───── DATA SUPPLIED ─────
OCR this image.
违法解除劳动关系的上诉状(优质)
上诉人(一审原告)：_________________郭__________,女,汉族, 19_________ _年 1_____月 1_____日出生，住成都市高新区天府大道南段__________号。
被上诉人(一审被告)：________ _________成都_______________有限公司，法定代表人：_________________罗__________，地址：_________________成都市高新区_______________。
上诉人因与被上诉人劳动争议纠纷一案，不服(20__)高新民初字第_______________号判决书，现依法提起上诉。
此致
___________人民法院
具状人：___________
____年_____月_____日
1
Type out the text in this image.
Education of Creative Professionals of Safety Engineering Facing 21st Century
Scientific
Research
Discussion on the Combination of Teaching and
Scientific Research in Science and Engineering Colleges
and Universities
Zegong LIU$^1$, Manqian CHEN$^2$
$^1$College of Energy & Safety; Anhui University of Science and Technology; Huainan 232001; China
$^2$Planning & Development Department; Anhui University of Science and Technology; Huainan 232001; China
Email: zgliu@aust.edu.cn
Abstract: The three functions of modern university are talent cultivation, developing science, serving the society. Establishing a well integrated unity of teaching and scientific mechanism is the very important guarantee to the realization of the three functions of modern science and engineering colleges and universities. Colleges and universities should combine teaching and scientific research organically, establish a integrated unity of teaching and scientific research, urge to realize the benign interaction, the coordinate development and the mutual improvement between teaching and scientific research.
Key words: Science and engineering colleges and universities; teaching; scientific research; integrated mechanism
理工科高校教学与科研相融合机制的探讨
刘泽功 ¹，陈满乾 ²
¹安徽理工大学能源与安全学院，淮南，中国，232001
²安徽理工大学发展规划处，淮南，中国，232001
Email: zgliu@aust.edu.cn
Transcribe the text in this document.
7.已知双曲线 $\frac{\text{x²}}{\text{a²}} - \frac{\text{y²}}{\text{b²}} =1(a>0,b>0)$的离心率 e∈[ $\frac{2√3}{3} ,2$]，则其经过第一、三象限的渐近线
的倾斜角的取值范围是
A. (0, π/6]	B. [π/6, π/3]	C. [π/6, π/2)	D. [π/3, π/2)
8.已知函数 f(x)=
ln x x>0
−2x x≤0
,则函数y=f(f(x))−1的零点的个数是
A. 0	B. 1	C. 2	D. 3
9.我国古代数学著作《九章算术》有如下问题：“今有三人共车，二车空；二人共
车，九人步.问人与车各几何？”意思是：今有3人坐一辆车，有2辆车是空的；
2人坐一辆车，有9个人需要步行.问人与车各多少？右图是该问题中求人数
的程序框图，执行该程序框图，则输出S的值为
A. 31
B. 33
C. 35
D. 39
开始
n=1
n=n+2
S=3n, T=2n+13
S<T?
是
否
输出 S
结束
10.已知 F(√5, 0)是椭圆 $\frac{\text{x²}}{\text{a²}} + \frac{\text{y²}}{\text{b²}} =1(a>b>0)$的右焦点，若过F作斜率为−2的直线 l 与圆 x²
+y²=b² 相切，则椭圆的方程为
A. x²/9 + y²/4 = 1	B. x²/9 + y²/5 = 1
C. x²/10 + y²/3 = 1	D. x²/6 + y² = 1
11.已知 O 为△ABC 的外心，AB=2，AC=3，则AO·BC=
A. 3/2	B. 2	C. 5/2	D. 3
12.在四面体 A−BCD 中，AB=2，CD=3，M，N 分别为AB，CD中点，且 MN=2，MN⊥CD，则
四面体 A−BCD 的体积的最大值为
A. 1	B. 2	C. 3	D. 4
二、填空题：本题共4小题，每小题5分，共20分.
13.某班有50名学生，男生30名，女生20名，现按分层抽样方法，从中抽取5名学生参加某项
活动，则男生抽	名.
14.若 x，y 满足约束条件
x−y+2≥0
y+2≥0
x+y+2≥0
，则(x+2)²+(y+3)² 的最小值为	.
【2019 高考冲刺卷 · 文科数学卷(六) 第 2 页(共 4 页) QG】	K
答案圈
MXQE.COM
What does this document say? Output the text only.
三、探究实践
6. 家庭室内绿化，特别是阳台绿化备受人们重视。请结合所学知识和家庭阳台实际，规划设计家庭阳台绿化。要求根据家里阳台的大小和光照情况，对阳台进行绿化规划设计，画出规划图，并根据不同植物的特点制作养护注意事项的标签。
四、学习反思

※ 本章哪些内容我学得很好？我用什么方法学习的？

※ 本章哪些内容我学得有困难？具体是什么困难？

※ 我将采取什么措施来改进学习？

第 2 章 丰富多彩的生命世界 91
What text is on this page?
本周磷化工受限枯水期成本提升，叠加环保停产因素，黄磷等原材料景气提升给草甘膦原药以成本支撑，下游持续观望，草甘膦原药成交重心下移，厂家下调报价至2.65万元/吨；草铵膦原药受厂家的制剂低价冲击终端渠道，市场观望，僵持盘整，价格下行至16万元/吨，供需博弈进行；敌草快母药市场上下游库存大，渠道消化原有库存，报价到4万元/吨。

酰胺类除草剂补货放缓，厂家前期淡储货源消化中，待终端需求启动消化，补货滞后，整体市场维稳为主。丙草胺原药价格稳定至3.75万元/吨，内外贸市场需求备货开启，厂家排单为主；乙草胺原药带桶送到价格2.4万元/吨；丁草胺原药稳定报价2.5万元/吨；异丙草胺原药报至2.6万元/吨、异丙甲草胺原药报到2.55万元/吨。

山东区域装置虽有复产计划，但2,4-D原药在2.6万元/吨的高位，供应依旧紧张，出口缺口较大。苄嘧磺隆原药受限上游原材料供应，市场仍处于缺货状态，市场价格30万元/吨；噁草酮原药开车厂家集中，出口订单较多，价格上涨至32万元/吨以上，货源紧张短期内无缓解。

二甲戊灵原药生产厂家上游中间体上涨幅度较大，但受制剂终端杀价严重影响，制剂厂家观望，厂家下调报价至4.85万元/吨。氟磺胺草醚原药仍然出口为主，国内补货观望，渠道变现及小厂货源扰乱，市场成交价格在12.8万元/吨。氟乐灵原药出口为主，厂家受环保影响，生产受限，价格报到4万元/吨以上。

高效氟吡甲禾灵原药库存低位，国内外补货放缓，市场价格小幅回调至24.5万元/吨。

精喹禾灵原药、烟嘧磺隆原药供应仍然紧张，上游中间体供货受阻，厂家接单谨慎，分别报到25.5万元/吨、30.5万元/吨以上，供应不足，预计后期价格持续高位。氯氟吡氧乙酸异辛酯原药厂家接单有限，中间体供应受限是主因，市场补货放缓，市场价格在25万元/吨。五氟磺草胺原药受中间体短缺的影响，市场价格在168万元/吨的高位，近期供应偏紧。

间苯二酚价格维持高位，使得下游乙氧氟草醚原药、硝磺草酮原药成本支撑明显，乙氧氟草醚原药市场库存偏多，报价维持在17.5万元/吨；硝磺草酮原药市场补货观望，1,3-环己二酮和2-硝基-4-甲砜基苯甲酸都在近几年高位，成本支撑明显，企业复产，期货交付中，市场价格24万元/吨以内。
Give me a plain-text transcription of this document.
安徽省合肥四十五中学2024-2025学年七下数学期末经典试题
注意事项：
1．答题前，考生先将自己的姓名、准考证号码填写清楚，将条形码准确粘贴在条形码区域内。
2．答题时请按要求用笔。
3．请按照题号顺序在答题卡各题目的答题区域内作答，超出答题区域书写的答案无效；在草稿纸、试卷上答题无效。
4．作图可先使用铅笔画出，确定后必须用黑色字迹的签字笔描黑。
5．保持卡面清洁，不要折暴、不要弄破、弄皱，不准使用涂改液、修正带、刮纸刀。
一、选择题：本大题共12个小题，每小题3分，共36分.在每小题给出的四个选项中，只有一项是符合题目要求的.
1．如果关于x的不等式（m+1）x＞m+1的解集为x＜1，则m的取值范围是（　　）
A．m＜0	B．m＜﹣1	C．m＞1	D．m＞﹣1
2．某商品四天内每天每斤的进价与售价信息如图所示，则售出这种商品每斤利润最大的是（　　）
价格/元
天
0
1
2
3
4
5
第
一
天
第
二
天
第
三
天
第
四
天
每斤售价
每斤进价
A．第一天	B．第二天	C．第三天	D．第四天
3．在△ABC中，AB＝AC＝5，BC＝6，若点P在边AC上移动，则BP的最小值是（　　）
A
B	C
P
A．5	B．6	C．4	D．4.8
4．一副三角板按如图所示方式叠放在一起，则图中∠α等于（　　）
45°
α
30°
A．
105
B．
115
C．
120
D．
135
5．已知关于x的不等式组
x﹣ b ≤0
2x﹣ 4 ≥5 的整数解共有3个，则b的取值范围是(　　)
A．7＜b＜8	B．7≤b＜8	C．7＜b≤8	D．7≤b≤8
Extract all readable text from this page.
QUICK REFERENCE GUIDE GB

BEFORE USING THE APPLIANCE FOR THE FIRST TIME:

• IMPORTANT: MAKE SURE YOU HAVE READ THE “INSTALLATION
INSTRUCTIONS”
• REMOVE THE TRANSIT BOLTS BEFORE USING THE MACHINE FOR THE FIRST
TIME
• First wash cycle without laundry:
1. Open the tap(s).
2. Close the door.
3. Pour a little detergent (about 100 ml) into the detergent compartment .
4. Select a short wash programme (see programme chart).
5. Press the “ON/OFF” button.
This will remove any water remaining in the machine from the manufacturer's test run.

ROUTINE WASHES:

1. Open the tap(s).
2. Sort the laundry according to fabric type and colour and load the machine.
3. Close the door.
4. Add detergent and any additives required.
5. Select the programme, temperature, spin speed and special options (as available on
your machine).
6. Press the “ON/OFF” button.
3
─────
TASK DETAILS: Where a line of the material above holds the string "Select", copy that line.

OUTPUT OF THE EXERCISE:
4. Select a short wash programme (see programme chart).
5. Select the programme, temperature, spin speed and special options (as available on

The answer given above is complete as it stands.